Saved entries
■ ■ ■ ■ ■ ■ ■

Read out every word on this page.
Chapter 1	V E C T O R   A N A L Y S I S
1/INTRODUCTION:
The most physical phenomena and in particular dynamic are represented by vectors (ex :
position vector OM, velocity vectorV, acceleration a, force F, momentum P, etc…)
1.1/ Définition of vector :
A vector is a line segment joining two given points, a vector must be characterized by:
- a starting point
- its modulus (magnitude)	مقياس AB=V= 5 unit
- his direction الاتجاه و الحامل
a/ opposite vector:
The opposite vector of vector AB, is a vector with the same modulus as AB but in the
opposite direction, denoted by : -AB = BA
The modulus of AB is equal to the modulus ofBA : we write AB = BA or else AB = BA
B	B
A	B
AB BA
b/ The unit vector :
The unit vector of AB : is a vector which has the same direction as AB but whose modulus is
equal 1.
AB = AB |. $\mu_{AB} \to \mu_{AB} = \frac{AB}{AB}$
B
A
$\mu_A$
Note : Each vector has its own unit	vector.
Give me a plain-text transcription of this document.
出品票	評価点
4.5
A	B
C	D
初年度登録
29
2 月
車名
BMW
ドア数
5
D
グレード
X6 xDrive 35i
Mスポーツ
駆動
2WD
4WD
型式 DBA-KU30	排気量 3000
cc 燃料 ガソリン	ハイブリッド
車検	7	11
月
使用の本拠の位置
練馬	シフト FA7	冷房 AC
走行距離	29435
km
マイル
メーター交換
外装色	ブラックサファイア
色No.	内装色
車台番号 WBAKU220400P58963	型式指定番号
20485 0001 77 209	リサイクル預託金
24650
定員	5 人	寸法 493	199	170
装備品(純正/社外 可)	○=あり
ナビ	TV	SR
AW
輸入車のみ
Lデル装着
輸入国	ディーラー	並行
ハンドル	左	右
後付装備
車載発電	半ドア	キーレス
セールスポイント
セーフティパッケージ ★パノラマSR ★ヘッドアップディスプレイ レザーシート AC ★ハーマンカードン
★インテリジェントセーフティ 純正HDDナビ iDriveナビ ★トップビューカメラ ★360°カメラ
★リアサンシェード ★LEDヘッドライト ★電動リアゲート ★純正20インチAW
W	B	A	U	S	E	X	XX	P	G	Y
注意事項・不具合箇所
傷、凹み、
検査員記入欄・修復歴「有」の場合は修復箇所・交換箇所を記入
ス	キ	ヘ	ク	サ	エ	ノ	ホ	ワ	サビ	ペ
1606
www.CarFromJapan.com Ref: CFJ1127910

■ ■ ■ ■ ■ ■ ■

_JOB_: Repeat only the stretch of lines starting at the one containing "Give me a plain-text" and running to the final line of the entries above.

_TASK RESPONSE_:
Give me a plain-text transcription of this document.
出品票	評価点
4.5
A	B
C	D
初年度登録
29
2 月
車名
BMW
ドア数
5
D
グレード
X6 xDrive 35i
Mスポーツ
駆動
2WD
4WD
型式 DBA-KU30	排気量 3000
cc 燃料 ガソリン	ハイブリッド
車検	7	11
月
使用の本拠の位置
練馬	シフト FA7	冷房 AC
走行距離	29435
km
マイル
メーター交換
外装色	ブラックサファイア
色No.	内装色
車台番号 WBAKU220400P58963	型式指定番号
20485 0001 77 209	リサイクル預託金
24650
定員	5 人	寸法 493	199	170
装備品(純正/社外 可)	○=あり
ナビ	TV	SR
AW
輸入車のみ
Lデル装着
輸入国	ディーラー	並行
ハンドル	左	右
後付装備
車載発電	半ドア	キーレス
セールスポイント
セーフティパッケージ ★パノラマSR ★ヘッドアップディスプレイ レザーシート AC ★ハーマンカードン
★インテリジェントセーフティ 純正HDDナビ iDriveナビ ★トップビューカメラ ★360°カメラ
★リアサンシェード ★LEDヘッドライト ★電動リアゲート ★純正20インチAW
W	B	A	U	S	E	X	XX	P	G	Y
注意事項・不具合箇所
傷、凹み、
検査員記入欄・修復歴「有」の場合は修復箇所・交換箇所を記入
ス	キ	ヘ	ク	サ	エ	ノ	ホ	ワ	サビ	ペ
1606
www.CarFromJapan.com Ref: CFJ1127910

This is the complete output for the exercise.